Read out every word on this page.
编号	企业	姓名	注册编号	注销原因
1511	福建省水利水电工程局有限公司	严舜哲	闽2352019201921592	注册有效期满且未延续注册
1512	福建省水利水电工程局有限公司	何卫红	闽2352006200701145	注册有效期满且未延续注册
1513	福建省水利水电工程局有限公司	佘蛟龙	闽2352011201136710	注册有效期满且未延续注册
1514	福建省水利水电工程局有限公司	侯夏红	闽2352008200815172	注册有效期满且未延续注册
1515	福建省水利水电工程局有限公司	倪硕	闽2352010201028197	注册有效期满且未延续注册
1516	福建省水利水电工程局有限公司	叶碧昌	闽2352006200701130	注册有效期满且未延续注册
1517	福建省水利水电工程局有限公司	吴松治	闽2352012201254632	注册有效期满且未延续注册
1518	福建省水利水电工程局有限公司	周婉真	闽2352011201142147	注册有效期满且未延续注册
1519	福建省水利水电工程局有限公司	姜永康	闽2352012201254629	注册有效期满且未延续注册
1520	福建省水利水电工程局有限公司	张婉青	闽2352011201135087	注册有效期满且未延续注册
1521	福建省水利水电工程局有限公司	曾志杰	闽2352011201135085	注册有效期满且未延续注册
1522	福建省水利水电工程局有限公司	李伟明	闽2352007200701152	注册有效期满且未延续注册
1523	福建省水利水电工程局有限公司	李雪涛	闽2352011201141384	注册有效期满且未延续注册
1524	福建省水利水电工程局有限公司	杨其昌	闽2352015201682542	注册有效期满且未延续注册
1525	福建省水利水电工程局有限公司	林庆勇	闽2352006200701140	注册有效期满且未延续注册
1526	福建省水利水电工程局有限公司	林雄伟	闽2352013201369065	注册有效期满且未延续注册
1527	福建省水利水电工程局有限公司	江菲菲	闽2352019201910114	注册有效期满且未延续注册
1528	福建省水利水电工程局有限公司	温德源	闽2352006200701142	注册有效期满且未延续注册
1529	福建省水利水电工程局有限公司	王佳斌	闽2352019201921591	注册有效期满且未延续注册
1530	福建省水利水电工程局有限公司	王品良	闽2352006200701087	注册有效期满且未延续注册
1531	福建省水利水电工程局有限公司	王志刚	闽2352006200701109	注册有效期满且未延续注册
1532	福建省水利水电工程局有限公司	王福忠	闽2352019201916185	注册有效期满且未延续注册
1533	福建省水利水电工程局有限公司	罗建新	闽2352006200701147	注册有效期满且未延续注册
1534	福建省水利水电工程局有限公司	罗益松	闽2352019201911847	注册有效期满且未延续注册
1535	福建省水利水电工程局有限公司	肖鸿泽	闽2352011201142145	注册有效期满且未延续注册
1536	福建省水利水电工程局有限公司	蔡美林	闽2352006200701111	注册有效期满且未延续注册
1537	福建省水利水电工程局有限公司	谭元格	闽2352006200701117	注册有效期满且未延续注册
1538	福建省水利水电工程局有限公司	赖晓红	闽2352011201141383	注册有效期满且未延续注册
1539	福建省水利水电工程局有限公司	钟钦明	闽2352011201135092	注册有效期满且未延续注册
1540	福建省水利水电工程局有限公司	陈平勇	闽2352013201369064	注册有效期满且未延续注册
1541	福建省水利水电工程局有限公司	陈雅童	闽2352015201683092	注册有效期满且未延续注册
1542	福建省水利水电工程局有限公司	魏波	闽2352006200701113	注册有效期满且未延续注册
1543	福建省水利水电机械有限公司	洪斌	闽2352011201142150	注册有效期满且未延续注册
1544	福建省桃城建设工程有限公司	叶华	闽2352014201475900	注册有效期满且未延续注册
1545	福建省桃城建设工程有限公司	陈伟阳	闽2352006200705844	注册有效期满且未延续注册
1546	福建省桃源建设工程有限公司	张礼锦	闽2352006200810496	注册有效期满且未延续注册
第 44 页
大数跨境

• WHAT IS REQUIRED
Scan the records above for the string "福建省桃城建设工程有限公司", then select every line that holds it.

• COMPLETE OUTPUT
1544	福建省桃城建设工程有限公司	叶华	闽2352014201475900	注册有效期满且未延续注册
1545	福建省桃城建设工程有限公司	陈伟阳	闽2352006200705844	注册有效期满且未延续注册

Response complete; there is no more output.